Data items
------------

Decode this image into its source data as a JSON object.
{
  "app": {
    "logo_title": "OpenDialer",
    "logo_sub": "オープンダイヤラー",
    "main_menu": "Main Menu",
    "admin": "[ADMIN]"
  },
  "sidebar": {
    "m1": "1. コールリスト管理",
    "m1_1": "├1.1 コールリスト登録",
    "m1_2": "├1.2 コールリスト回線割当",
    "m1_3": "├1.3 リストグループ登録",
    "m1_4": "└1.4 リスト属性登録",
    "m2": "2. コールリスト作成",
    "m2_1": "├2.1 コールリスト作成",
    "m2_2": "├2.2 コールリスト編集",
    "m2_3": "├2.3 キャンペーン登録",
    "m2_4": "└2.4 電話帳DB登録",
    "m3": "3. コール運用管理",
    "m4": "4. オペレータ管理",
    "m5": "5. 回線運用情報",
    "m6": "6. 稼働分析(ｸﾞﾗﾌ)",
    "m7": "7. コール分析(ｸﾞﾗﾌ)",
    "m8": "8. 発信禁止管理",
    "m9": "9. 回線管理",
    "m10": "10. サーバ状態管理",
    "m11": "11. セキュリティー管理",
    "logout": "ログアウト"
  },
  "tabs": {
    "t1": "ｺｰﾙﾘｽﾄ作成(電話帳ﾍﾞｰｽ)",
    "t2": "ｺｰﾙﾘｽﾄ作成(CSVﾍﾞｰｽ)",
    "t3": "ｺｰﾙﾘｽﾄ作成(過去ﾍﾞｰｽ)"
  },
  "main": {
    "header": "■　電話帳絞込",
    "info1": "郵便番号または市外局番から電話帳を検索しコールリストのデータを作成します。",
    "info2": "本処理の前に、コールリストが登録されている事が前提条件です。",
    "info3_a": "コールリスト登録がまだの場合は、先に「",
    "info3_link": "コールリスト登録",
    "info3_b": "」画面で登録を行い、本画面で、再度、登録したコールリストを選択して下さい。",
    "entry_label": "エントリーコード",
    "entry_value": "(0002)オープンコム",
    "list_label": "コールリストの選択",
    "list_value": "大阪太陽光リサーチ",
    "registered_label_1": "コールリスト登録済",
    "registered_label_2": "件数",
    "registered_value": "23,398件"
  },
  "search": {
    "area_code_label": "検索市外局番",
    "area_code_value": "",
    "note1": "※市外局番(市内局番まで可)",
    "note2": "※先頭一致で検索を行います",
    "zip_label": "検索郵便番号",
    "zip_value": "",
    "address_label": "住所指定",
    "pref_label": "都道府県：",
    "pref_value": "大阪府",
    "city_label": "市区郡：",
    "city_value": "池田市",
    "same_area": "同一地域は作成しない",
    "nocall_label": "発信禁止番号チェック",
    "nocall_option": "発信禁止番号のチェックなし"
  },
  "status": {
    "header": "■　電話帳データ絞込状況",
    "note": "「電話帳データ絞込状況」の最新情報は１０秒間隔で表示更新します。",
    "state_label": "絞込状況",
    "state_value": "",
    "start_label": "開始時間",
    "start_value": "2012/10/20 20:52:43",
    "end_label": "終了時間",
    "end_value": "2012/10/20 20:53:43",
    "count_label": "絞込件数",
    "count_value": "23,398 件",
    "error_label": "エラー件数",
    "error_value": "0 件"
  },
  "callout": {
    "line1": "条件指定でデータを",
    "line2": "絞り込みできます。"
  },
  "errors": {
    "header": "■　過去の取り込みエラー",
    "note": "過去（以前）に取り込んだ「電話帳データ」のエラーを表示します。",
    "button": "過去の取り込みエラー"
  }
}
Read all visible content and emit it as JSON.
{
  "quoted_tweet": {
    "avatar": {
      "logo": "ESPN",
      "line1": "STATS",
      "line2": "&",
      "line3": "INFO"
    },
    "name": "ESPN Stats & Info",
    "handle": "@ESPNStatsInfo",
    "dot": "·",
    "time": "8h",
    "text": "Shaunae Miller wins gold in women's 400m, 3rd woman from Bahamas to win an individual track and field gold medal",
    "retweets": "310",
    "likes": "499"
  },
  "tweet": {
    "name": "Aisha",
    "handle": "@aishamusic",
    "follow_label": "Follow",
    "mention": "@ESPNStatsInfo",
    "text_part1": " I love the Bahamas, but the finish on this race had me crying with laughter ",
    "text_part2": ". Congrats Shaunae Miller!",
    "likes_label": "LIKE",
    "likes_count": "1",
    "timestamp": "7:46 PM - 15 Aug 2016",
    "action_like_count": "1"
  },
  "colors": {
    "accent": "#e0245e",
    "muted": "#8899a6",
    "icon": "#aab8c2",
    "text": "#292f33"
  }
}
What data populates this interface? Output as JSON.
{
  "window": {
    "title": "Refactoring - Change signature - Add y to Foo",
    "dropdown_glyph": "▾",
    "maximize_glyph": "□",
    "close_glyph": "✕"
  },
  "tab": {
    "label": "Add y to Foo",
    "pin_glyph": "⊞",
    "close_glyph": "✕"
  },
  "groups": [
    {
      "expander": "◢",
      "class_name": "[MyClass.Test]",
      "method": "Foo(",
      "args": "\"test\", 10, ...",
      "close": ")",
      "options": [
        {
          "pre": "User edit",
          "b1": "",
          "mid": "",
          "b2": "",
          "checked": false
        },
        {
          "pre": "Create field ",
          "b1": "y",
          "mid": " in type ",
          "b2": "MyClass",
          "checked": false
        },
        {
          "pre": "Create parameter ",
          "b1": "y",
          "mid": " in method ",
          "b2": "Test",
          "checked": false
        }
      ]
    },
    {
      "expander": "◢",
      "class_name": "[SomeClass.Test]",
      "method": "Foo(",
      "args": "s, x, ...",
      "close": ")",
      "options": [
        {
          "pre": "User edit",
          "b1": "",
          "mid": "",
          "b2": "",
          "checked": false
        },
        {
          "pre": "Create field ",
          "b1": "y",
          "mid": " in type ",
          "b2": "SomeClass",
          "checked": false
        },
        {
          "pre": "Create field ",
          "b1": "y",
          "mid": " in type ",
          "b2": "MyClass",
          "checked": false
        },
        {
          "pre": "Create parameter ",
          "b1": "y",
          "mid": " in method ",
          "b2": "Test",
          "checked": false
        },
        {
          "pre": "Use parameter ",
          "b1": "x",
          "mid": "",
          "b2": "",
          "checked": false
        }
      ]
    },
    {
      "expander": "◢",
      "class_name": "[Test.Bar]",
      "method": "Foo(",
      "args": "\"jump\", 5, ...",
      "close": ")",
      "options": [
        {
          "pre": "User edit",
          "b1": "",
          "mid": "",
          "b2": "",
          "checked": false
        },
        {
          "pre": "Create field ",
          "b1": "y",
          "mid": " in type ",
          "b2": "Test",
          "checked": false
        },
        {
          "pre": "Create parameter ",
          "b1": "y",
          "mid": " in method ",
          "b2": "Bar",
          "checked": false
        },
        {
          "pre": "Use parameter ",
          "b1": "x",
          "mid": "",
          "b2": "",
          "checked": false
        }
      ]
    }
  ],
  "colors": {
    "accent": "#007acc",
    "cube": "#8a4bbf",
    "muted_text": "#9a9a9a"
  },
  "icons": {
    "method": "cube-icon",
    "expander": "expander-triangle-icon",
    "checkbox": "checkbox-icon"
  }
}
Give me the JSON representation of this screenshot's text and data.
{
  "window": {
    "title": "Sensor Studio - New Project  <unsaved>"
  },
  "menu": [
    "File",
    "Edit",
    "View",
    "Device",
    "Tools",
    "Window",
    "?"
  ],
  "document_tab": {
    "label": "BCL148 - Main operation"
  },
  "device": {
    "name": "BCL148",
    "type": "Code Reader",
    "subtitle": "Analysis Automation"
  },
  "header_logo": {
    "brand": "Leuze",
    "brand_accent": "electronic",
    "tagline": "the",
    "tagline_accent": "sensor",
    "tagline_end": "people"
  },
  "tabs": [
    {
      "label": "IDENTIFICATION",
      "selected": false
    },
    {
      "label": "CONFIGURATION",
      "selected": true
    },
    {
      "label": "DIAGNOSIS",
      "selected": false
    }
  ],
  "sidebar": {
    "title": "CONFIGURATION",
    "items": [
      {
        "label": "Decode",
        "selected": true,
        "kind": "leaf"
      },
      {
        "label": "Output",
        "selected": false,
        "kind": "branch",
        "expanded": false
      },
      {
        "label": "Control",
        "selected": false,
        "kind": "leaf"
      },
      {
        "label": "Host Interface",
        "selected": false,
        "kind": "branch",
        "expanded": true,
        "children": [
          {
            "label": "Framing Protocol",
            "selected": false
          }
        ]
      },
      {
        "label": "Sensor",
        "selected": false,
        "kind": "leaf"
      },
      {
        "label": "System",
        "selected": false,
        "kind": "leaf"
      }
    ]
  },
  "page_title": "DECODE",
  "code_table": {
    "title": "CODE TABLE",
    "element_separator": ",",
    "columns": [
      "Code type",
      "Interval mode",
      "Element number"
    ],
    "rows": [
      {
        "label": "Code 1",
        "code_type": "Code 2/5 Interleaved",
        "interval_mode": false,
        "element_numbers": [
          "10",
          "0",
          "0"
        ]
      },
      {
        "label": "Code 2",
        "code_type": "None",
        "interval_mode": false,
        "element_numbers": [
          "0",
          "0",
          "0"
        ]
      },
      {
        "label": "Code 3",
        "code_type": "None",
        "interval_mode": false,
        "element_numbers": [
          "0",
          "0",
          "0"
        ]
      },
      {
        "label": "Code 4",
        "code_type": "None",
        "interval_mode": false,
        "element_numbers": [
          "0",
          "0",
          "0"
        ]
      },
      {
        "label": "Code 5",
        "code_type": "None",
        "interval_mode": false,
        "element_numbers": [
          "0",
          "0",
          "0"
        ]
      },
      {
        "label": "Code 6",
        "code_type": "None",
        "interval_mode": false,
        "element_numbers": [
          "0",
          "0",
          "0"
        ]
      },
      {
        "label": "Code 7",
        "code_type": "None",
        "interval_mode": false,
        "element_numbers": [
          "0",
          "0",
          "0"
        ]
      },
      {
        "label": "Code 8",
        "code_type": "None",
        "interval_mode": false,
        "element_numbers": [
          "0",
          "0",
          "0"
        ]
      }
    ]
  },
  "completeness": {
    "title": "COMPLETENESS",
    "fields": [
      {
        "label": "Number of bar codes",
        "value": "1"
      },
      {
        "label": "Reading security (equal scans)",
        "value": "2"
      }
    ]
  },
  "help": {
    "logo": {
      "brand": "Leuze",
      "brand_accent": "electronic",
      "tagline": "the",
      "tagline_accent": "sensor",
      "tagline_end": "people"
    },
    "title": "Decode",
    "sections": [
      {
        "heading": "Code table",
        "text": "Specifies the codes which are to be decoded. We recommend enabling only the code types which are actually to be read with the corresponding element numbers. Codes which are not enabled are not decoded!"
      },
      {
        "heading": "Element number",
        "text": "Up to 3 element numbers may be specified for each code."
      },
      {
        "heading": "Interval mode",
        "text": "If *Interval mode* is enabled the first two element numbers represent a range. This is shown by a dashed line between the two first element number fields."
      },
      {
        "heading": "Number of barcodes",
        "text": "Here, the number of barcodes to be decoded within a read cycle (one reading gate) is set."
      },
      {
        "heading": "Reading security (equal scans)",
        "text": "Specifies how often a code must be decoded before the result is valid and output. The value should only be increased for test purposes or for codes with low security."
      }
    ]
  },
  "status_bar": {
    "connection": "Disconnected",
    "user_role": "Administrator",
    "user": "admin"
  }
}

------------

> Work required: Return every line from the records above that holds the word "Bahamas".

> Solution:
    "text": "Shaunae Miller wins gold in women's 400m, 3rd woman from Bahamas to win an individual track and field gold medal",
    "text_part1": " I love the Bahamas, but the finish on this race had me crying with laughter ",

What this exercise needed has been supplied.